*Job*
From the material below, list every line containing "Counters".

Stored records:
————————

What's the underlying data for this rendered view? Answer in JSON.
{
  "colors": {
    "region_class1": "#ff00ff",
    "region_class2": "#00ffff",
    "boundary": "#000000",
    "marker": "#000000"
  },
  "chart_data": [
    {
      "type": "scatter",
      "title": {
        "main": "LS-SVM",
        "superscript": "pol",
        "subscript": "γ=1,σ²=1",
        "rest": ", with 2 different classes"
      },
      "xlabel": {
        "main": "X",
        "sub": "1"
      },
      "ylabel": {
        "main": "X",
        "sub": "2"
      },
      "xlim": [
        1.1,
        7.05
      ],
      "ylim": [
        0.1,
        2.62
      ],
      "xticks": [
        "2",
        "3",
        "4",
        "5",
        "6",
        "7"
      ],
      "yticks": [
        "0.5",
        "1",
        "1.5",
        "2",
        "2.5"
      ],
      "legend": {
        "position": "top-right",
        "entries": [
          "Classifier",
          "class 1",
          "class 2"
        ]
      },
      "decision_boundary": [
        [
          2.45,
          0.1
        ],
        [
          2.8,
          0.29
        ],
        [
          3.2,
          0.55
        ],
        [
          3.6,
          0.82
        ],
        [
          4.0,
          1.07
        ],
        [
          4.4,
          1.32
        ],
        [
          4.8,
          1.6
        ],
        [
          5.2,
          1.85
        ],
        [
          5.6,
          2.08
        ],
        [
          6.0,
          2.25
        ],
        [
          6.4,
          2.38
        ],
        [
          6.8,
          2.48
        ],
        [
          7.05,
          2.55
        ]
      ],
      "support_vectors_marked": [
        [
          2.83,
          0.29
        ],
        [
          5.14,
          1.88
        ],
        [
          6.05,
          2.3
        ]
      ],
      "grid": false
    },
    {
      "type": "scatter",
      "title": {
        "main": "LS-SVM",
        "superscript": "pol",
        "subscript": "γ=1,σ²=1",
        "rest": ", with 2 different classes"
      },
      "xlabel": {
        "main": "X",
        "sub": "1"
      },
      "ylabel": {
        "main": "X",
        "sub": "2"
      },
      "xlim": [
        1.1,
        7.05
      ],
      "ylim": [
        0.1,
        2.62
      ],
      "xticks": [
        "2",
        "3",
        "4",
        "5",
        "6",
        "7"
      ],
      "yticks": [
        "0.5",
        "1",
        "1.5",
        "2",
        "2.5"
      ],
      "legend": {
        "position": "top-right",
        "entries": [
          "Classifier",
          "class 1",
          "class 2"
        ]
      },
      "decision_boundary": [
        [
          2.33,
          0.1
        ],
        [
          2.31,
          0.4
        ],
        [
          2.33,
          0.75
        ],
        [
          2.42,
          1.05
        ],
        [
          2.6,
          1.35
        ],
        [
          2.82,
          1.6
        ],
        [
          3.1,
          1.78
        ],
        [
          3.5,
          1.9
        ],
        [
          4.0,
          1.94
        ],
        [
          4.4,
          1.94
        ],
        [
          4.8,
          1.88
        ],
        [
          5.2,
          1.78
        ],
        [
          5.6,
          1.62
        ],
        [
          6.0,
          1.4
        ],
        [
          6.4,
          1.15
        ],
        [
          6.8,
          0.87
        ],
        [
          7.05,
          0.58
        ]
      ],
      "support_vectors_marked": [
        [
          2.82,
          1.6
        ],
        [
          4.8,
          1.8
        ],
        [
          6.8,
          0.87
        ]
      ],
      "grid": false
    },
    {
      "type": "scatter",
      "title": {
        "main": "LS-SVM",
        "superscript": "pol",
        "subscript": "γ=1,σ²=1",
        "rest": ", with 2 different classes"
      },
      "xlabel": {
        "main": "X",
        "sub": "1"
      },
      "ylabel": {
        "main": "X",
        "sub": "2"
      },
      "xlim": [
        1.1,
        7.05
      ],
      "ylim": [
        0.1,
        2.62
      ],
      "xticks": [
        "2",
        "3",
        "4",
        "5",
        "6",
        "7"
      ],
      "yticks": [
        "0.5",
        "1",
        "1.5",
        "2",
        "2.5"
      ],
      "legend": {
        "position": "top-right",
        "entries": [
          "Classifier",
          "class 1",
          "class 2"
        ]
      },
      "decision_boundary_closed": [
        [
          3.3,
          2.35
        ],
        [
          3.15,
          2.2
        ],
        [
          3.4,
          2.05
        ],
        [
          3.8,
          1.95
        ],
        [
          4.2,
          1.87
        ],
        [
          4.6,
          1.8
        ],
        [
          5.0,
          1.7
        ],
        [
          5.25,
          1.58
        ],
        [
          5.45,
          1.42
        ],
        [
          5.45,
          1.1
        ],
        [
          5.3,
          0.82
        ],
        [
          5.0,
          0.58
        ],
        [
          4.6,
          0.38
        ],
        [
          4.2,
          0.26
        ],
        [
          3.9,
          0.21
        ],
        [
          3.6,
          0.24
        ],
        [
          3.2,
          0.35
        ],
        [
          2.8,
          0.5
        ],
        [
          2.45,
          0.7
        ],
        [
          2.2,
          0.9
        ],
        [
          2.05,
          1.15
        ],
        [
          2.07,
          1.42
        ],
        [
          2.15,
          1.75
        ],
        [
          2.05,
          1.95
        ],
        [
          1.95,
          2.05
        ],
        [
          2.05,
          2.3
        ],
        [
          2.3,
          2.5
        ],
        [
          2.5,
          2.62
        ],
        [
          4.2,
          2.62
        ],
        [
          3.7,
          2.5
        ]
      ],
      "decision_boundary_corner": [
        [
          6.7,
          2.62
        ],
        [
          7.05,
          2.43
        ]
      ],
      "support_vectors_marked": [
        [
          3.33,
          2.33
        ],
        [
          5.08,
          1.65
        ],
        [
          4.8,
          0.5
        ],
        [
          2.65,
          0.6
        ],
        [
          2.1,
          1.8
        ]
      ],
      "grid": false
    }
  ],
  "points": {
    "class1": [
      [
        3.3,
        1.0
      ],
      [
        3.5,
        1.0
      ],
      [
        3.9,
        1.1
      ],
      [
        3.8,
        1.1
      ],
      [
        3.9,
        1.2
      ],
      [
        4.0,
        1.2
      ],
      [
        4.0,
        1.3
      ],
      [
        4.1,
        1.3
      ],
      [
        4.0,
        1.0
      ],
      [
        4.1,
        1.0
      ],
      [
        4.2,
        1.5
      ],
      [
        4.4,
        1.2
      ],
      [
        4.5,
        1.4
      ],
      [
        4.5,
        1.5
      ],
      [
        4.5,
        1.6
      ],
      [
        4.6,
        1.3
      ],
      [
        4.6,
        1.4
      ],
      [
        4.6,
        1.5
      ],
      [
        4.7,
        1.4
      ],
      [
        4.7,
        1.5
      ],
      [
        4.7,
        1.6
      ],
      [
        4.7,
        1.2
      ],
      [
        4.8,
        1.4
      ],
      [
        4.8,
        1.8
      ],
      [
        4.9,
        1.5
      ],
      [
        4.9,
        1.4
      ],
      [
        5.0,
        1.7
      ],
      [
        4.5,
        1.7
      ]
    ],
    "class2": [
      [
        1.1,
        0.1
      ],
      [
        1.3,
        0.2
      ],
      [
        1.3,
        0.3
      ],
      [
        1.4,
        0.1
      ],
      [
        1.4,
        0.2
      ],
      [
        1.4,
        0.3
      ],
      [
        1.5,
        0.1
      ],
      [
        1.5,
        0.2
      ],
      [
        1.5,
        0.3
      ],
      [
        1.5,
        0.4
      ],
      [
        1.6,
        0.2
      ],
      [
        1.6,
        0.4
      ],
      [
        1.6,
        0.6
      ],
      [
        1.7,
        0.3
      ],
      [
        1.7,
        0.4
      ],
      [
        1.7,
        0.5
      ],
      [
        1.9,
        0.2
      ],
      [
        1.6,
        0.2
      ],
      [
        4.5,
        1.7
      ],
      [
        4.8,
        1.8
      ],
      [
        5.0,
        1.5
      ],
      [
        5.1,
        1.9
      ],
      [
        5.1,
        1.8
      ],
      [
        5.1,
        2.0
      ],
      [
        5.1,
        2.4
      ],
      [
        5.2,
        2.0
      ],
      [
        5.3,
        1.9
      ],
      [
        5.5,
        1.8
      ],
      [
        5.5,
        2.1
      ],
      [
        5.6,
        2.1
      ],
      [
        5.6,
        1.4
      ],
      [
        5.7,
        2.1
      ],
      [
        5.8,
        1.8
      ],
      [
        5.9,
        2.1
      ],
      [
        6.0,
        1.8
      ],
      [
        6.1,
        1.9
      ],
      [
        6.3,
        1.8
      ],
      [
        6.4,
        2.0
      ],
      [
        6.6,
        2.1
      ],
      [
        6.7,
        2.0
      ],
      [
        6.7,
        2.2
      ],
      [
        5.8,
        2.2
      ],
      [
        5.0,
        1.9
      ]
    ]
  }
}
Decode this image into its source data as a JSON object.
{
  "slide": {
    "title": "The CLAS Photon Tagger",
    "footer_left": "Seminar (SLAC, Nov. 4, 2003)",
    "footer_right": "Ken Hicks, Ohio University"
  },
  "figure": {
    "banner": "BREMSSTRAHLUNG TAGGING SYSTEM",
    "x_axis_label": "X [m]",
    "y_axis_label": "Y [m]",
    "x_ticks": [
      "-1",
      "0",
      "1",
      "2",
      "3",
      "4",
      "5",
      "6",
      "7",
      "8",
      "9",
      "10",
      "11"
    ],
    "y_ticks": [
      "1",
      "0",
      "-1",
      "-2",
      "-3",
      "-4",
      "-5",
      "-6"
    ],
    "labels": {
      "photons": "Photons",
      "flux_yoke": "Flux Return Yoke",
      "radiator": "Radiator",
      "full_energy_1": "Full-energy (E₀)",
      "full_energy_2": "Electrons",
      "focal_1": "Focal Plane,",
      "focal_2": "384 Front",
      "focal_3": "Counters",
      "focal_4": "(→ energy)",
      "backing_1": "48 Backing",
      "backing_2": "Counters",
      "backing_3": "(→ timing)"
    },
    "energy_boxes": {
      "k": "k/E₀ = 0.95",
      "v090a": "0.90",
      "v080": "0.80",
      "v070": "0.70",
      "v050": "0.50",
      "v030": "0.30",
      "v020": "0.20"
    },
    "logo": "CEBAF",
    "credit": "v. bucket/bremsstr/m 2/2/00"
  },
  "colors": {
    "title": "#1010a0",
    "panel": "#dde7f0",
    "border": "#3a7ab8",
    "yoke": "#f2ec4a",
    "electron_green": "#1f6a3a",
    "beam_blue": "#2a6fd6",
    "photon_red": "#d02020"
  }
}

————————

*The reply*
      "focal_3": "Counters",
      "backing_2": "Counters",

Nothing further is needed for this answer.